Aim of the exercise: From the listing below, select every line where the word "JSON" appears.

(Items from a figure collection)
------------------------

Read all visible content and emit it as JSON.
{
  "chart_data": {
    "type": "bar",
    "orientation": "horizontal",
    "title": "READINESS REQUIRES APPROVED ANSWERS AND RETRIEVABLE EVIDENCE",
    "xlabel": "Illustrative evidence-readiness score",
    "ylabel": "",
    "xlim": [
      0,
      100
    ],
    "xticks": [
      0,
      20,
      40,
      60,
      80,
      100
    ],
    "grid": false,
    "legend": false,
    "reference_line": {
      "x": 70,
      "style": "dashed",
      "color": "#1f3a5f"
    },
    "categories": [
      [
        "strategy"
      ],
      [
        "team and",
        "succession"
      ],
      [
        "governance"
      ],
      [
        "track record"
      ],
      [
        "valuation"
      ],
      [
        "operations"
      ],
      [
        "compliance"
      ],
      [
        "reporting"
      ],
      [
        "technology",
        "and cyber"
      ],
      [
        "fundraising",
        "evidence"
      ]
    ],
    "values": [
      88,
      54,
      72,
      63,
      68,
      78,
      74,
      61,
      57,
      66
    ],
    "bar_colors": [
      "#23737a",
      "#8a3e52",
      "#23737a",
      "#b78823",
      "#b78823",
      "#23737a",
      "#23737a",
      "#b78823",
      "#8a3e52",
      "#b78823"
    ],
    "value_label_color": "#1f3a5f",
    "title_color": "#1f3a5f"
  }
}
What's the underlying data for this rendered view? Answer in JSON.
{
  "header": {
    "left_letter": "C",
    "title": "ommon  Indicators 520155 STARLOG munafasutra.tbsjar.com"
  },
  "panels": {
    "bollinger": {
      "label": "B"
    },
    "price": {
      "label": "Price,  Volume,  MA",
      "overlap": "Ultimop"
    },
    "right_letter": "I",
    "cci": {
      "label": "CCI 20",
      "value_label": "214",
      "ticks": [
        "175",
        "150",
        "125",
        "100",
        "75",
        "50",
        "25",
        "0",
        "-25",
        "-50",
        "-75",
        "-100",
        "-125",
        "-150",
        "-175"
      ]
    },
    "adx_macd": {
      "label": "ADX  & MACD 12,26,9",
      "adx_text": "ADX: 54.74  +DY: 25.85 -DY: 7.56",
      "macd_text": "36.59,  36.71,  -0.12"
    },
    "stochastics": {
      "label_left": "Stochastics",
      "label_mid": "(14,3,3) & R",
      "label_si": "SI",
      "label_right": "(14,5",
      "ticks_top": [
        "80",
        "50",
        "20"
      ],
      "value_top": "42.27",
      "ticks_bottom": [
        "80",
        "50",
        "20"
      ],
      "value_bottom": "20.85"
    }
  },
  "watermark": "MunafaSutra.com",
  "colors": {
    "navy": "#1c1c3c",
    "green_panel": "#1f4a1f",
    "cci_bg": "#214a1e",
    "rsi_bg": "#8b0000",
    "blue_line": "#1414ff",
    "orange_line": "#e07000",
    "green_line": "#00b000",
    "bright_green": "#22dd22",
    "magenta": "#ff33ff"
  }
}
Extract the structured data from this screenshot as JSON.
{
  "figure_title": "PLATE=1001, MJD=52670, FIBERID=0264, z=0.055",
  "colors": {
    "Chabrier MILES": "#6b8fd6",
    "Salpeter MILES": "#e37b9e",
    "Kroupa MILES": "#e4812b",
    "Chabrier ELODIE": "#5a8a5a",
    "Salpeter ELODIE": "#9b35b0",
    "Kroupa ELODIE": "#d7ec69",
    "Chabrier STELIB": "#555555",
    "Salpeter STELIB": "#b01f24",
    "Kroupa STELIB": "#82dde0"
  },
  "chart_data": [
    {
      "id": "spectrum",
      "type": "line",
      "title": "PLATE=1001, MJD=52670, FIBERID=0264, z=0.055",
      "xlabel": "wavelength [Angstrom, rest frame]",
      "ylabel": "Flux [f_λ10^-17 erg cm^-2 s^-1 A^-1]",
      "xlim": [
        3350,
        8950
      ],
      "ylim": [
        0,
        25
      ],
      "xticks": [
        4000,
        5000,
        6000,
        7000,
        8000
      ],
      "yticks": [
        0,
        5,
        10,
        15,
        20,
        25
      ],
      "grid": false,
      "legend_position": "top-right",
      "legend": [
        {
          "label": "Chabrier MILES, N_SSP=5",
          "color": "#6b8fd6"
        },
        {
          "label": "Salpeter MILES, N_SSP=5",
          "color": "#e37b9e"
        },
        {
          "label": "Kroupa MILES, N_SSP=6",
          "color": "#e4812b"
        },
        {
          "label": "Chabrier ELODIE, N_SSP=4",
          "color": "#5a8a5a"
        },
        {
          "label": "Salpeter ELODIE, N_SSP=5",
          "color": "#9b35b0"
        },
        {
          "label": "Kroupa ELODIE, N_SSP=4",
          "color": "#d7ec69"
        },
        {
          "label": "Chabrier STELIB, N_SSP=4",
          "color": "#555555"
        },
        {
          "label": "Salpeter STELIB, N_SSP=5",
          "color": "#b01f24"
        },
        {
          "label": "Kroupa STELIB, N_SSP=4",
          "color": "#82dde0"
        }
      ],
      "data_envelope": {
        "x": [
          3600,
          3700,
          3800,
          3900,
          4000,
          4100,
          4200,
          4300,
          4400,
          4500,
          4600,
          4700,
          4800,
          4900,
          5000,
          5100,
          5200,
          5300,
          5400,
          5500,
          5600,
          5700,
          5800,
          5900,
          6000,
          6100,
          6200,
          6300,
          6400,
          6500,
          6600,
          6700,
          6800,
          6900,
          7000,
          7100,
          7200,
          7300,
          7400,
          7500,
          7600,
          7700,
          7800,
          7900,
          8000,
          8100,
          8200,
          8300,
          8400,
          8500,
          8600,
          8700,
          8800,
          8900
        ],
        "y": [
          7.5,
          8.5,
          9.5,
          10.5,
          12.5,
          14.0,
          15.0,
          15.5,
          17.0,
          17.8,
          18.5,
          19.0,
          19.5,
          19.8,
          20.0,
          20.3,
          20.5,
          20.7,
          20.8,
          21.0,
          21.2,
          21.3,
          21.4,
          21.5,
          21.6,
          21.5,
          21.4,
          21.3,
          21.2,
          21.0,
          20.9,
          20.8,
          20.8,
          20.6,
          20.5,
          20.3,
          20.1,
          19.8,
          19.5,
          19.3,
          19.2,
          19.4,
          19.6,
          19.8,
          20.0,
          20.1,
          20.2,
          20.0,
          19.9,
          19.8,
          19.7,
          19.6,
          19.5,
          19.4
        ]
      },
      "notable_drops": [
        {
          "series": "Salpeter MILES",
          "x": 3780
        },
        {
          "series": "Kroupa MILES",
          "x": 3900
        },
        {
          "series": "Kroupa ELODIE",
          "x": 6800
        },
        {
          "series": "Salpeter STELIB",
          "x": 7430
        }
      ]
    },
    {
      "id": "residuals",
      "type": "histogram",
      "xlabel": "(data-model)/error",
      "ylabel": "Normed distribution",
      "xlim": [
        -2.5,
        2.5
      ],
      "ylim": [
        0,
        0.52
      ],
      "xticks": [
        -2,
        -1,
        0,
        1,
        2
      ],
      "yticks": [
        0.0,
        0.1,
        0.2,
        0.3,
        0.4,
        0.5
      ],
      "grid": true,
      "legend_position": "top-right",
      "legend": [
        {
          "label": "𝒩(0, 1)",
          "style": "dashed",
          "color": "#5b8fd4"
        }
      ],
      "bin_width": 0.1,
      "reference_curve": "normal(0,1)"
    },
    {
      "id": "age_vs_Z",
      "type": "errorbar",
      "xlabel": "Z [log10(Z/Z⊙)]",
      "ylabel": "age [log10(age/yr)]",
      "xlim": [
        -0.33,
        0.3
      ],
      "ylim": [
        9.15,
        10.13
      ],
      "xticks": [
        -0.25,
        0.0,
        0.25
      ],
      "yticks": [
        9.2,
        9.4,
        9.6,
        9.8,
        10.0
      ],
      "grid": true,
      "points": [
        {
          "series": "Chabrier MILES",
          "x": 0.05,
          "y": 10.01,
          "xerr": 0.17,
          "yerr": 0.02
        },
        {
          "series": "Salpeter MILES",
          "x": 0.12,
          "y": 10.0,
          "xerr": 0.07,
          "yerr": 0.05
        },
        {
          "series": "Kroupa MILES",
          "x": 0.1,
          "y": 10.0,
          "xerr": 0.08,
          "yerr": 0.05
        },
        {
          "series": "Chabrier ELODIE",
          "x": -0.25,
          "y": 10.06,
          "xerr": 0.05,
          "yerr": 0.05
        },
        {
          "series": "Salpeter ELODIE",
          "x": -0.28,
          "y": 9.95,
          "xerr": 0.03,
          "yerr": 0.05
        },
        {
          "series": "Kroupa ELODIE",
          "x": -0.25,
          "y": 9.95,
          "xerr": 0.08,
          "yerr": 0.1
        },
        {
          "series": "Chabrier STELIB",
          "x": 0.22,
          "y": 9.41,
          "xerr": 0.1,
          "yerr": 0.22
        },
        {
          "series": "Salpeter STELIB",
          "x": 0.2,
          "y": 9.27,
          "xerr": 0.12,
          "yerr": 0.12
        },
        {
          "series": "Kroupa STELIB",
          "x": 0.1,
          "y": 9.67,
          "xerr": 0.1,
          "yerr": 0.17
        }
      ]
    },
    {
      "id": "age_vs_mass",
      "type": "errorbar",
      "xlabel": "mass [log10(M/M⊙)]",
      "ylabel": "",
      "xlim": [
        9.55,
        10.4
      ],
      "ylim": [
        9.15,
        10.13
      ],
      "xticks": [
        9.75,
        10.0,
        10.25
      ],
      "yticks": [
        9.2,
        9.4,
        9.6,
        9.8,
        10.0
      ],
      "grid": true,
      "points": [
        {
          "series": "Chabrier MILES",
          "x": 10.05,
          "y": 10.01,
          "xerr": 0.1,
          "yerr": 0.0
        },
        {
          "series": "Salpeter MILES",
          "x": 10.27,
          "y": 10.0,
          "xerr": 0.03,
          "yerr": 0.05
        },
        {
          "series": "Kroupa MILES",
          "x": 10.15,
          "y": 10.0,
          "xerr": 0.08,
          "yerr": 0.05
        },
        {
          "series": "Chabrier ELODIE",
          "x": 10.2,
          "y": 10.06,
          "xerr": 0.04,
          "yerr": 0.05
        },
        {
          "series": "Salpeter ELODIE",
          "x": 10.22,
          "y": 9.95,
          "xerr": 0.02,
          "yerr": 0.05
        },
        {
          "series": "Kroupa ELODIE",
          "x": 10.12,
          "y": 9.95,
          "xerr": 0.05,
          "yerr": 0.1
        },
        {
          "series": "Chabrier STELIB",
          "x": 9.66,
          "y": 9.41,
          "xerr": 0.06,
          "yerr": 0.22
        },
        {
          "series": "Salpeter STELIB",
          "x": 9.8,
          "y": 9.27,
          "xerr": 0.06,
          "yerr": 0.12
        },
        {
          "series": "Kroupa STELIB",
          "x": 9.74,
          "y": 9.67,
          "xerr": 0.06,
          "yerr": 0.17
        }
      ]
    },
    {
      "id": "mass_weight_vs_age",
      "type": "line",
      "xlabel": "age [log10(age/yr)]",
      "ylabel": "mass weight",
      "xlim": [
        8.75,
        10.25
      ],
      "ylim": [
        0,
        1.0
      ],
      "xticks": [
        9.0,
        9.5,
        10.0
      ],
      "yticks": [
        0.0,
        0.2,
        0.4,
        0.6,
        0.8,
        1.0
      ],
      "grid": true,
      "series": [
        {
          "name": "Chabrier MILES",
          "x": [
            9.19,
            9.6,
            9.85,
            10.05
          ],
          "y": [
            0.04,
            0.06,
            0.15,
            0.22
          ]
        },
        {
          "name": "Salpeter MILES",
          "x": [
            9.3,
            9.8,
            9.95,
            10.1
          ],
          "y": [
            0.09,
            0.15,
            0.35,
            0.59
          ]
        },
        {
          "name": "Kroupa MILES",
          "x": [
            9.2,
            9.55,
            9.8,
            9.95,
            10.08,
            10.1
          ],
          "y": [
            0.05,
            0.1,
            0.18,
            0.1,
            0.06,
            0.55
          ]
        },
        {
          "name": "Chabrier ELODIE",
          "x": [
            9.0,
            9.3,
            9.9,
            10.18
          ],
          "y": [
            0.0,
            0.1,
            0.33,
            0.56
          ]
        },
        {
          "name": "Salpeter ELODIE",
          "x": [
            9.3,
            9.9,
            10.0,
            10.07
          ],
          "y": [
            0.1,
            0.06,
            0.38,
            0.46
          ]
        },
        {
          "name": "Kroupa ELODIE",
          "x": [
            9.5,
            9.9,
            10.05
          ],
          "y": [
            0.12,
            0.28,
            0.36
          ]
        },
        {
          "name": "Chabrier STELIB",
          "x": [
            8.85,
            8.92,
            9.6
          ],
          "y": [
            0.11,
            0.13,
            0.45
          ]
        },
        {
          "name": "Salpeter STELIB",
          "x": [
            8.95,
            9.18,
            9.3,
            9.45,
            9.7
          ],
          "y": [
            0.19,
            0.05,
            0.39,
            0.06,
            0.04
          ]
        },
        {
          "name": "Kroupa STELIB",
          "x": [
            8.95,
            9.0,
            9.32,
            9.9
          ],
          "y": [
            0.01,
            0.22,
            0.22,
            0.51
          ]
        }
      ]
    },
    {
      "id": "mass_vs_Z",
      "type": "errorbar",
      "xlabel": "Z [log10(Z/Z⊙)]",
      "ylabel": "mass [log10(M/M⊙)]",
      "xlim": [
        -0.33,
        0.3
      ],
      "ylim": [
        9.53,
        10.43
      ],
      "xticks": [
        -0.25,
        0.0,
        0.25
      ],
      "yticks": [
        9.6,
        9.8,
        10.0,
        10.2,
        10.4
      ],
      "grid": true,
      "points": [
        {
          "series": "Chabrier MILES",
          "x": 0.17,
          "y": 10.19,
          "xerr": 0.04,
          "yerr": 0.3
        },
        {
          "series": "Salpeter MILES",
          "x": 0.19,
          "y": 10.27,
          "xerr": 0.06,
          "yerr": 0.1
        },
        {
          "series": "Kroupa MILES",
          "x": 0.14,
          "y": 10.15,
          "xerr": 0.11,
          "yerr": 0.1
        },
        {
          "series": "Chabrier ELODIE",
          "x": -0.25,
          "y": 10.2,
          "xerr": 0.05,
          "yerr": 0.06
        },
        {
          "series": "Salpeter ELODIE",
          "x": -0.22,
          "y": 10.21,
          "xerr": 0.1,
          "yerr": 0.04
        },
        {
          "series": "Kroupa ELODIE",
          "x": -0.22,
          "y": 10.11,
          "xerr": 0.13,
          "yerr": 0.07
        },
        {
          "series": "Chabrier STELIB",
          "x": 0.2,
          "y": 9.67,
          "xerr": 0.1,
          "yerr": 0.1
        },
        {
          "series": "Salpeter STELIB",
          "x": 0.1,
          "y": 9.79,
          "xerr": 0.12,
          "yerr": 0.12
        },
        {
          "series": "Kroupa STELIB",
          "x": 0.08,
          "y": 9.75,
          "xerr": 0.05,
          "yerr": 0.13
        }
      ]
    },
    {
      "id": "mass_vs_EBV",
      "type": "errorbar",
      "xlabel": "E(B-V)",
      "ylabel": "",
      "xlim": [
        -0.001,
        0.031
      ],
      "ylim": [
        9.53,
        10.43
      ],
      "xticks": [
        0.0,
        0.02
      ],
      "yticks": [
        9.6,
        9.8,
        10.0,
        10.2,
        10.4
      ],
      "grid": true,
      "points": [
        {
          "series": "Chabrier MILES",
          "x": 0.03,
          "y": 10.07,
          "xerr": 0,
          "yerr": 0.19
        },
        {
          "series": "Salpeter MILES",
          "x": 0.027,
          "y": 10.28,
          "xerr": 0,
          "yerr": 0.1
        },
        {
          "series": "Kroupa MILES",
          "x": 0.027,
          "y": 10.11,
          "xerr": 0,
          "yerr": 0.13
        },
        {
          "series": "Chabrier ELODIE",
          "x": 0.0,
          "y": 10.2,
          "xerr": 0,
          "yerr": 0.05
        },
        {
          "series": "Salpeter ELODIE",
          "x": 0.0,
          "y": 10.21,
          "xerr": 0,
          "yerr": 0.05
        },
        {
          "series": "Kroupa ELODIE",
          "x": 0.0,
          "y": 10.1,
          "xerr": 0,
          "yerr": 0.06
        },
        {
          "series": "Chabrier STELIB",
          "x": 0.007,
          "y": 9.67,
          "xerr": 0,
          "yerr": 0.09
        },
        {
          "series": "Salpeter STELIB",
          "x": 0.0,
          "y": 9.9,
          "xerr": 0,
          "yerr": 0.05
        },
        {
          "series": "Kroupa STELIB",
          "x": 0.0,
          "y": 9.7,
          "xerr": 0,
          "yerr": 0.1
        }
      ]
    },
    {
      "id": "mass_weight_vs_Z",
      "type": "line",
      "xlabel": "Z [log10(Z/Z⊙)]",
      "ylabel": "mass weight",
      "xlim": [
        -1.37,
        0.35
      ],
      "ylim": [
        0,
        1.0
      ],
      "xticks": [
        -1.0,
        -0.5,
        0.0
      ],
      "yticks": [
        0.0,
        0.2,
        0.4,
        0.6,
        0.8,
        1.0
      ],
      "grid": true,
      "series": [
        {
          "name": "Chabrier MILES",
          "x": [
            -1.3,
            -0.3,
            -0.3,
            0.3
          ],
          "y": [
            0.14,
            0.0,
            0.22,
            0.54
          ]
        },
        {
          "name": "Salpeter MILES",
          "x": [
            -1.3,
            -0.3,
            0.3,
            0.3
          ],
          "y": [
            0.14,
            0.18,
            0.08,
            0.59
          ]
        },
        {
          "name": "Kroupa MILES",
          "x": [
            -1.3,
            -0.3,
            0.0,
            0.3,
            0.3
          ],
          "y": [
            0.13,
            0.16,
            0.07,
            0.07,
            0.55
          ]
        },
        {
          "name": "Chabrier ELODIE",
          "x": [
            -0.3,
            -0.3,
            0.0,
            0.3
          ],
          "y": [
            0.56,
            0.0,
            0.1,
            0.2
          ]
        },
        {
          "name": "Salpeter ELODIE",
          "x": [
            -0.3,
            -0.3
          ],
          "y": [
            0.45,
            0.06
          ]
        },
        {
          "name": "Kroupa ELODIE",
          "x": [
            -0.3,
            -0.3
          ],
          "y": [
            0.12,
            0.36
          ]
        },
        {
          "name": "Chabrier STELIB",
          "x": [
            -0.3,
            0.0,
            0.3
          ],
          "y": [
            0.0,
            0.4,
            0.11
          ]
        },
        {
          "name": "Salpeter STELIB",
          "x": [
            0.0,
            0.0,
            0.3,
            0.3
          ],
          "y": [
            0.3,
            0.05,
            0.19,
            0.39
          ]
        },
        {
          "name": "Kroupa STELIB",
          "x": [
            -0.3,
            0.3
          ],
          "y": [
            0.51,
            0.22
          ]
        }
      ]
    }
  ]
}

------------------------

Correct output:
Read all visible content and emit it as JSON.
What's the underlying data for this rendered view? Answer in JSON.
Extract the structured data from this screenshot as JSON.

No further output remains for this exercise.